(Data tied to figure images)
__________
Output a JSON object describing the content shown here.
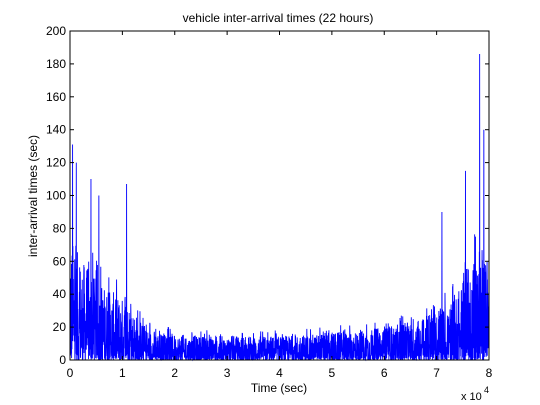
{
  "chart_data": {
    "type": "line",
    "title": "vehicle inter-arrival times (22 hours)",
    "xlabel": "Time (sec)",
    "ylabel": "inter-arrival times (sec)",
    "x_multiplier_label": "x 10",
    "x_multiplier_exponent": "4",
    "xlim": [
      0,
      8
    ],
    "ylim": [
      0,
      200
    ],
    "x_ticks": [
      "0",
      "1",
      "2",
      "3",
      "4",
      "5",
      "6",
      "7",
      "8"
    ],
    "y_ticks": [
      "0",
      "20",
      "40",
      "60",
      "80",
      "100",
      "120",
      "140",
      "160",
      "180",
      "200"
    ],
    "grid": false,
    "line_color": "#0000ff",
    "x_unit_scale": 10000,
    "series": [
      {
        "envelope_x": [
          0,
          0.1,
          0.3,
          0.5,
          0.7,
          0.9,
          1.1,
          1.3,
          1.5,
          2,
          2.5,
          3,
          3.5,
          4,
          4.5,
          5,
          5.5,
          6,
          6.5,
          7,
          7.3,
          7.5,
          7.7,
          7.9,
          8
        ],
        "typical_peak": [
          75,
          65,
          55,
          48,
          42,
          38,
          35,
          25,
          18,
          15,
          14,
          14,
          14,
          14,
          15,
          16,
          17,
          19,
          22,
          28,
          35,
          45,
          60,
          60,
          50
        ],
        "max_spikes": [
          {
            "x": 0.05,
            "y": 131
          },
          {
            "x": 0.12,
            "y": 120
          },
          {
            "x": 0.4,
            "y": 110
          },
          {
            "x": 0.55,
            "y": 100
          },
          {
            "x": 1.08,
            "y": 107
          },
          {
            "x": 7.1,
            "y": 90
          },
          {
            "x": 7.55,
            "y": 115
          },
          {
            "x": 7.82,
            "y": 186
          },
          {
            "x": 7.9,
            "y": 140
          }
        ]
      }
    ]
  }
}
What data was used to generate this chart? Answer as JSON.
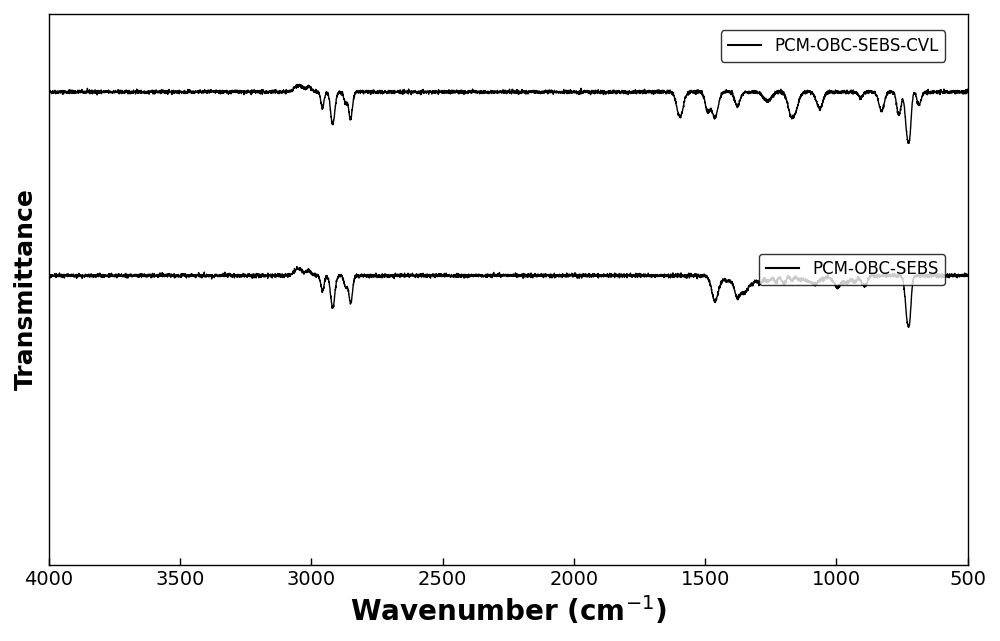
{
  "xlabel": "Wavenumber (cm$^{-1}$)",
  "ylabel": "Transmittance",
  "xlim": [
    4000,
    500
  ],
  "ylim_plot": [
    -0.05,
    1.05
  ],
  "xticks": [
    4000,
    3500,
    3000,
    2500,
    2000,
    1500,
    1000,
    500
  ],
  "background_color": "#ffffff",
  "line_color": "#000000",
  "legend1_label": "PCM-OBC-SEBS-CVL",
  "legend2_label": "PCM-OBC-SEBS",
  "xlabel_fontsize": 20,
  "ylabel_fontsize": 18,
  "tick_fontsize": 14,
  "legend_fontsize": 12
}
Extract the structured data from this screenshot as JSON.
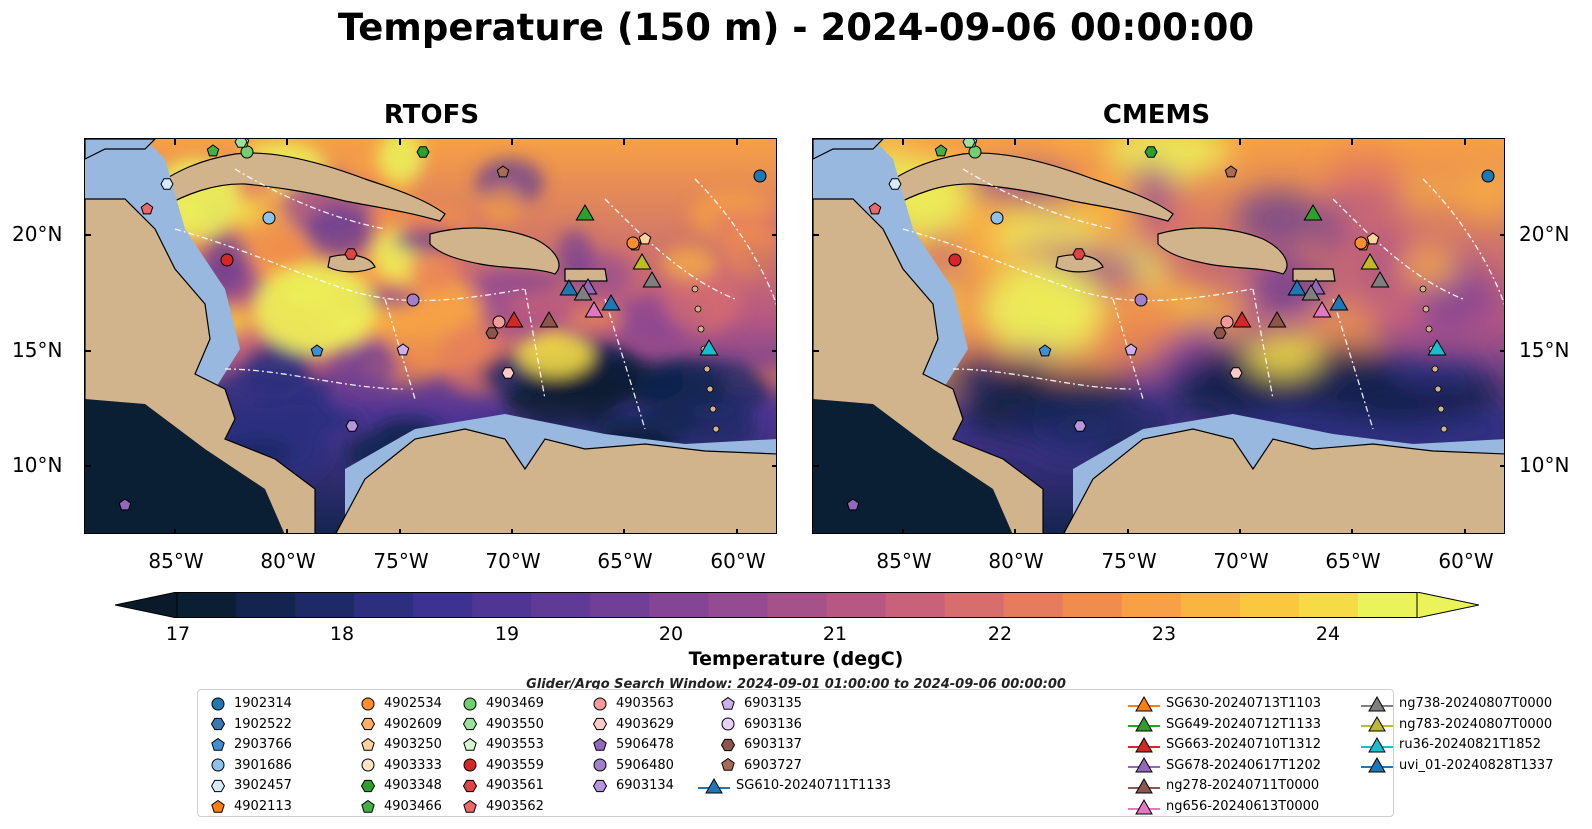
__________
PROBLEM: Every line above should be returned exactly; the pictures stay out.

TASK RESPONSE:
Output a JSON object describing the content shown here.
{
  "chart_data": {
    "type": "line",
    "title": "vehicle inter-arrival times (22 hours)",
    "xlabel": "Time (sec)",
    "ylabel": "inter-arrival times (sec)",
    "x_multiplier_label": "x 10",
    "x_multiplier_exponent": "4",
    "xlim": [
      0,
      8
    ],
    "ylim": [
      0,
      200
    ],
    "x_ticks": [
      "0",
      "1",
      "2",
      "3",
      "4",
      "5",
      "6",
      "7",
      "8"
    ],
    "y_ticks": [
      "0",
      "20",
      "40",
      "60",
      "80",
      "100",
      "120",
      "140",
      "160",
      "180",
      "200"
    ],
    "grid": false,
    "line_color": "#0000ff",
    "x_unit_scale": 10000,
    "series": [
      {
        "envelope_x": [
          0,
          0.1,
          0.3,
          0.5,
          0.7,
          0.9,
          1.1,
          1.3,
          1.5,
          2,
          2.5,
          3,
          3.5,
          4,
          4.5,
          5,
          5.5,
          6,
          6.5,
          7,
          7.3,
          7.5,
          7.7,
          7.9,
          8
        ],
        "typical_peak": [
          75,
          65,
          55,
          48,
          42,
          38,
          35,
          25,
          18,
          15,
          14,
          14,
          14,
          14,
          15,
          16,
          17,
          19,
          22,
          28,
          35,
          45,
          60,
          60,
          50
        ],
        "max_spikes": [
          {
            "x": 0.05,
            "y": 131
          },
          {
            "x": 0.12,
            "y": 120
          },
          {
            "x": 0.4,
            "y": 110
          },
          {
            "x": 0.55,
            "y": 100
          },
          {
            "x": 1.08,
            "y": 107
          },
          {
            "x": 7.1,
            "y": 90
          },
          {
            "x": 7.55,
            "y": 115
          },
          {
            "x": 7.82,
            "y": 186
          },
          {
            "x": 7.9,
            "y": 140
          }
        ]
      }
    ]
  }
}
What data was used to generate this chart? Answer as JSON.
{
  "xlabel": "Wavenumber (cm$^{-1}$)",
  "ylabel": "Transmittance",
  "xlim": [
    4000,
    500
  ],
  "ylim_plot": [
    -0.05,
    1.05
  ],
  "xticks": [
    4000,
    3500,
    3000,
    2500,
    2000,
    1500,
    1000,
    500
  ],
  "background_color": "#ffffff",
  "line_color": "#000000",
  "legend1_label": "PCM-OBC-SEBS-CVL",
  "legend2_label": "PCM-OBC-SEBS",
  "xlabel_fontsize": 20,
  "ylabel_fontsize": 18,
  "tick_fontsize": 14,
  "legend_fontsize": 12
}
Extract the structured data from this screenshot as JSON.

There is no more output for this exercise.